# Given problem:
Pull out each line of the data that includes the word "this".

_ _ _ _ _

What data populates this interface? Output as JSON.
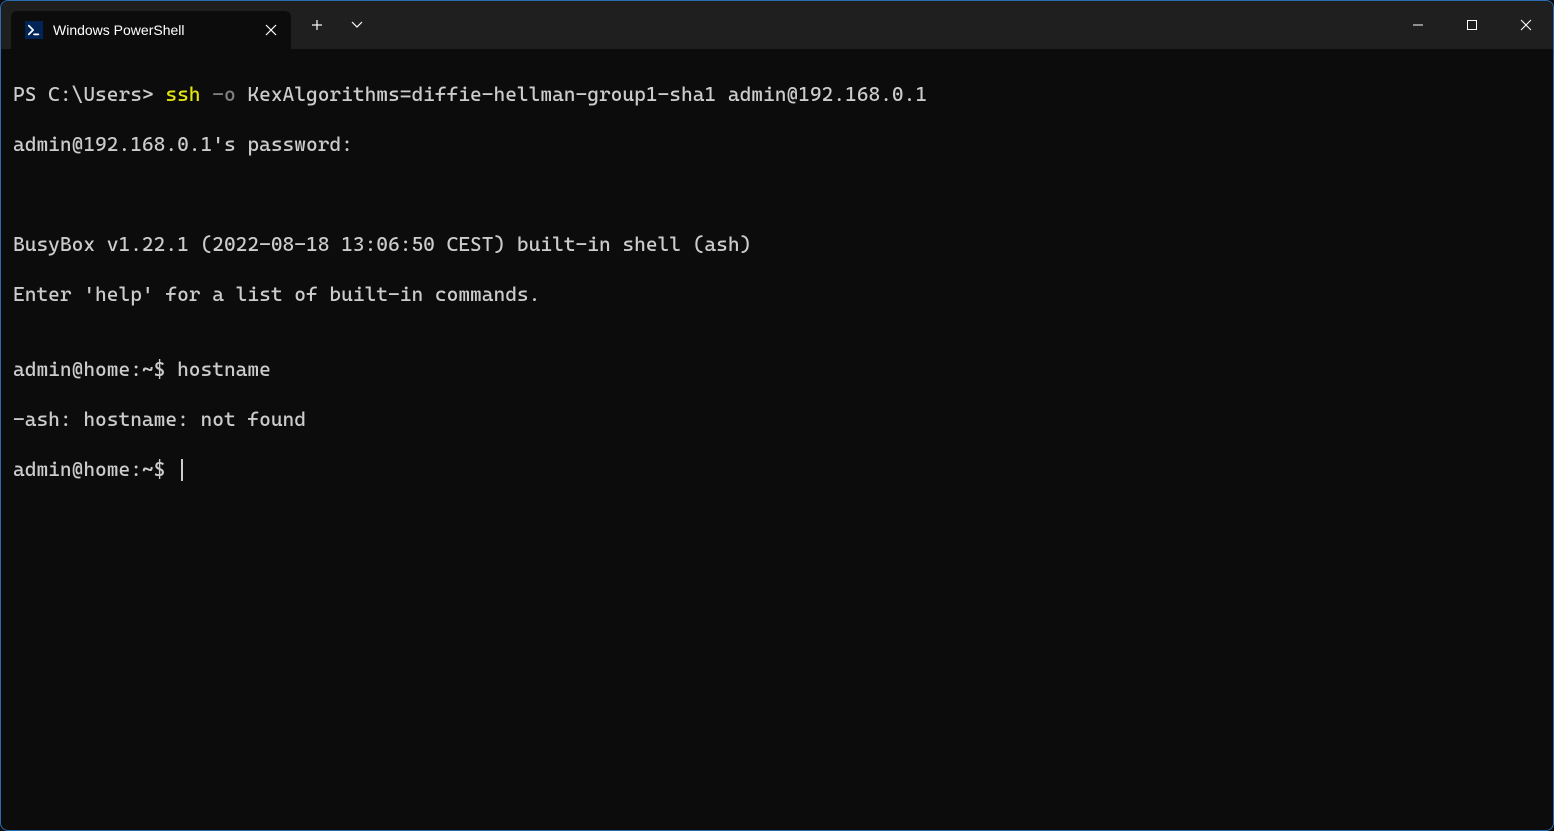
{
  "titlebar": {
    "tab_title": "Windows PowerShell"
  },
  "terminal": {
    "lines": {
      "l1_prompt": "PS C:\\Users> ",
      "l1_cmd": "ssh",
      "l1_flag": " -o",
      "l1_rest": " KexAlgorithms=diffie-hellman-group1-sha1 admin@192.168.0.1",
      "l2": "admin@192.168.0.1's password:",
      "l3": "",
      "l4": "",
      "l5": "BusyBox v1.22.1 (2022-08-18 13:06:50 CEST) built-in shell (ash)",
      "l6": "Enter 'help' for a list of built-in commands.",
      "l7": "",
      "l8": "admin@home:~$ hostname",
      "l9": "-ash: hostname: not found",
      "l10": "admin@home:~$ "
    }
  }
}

_ _ _ _ _

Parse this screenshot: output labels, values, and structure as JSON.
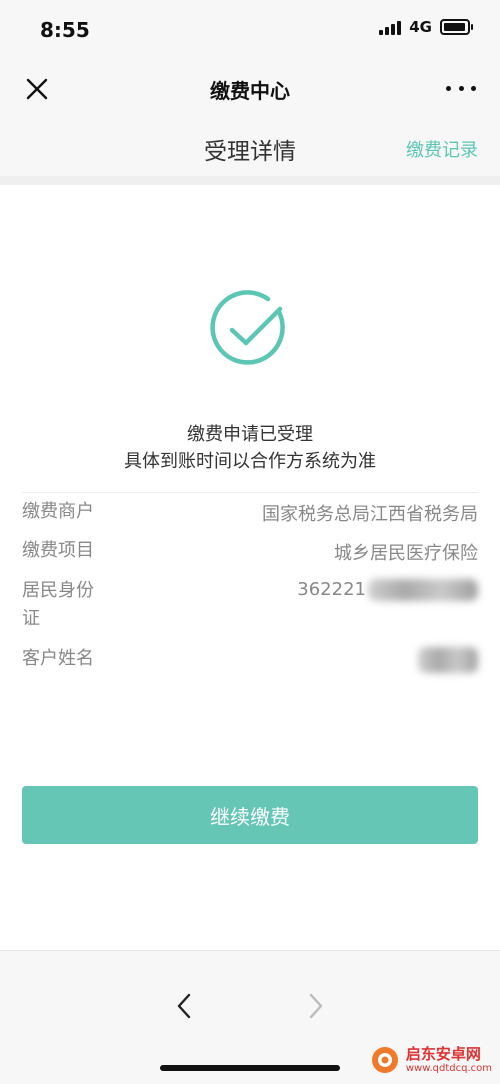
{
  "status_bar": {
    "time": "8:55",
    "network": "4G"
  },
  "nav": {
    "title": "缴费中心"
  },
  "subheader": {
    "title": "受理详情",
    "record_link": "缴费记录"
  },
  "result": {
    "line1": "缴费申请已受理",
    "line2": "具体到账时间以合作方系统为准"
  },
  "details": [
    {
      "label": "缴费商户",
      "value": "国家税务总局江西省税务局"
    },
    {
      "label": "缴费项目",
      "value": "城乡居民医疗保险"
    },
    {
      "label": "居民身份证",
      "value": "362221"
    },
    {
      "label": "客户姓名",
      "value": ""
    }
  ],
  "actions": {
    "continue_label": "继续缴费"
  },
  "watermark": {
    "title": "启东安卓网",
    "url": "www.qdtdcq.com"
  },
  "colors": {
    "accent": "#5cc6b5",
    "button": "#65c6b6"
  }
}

_ _ _ _ _

# Task output:
What data populates this interface? Output as JSON.
Parse this screenshot: output labels, values, and structure as JSON.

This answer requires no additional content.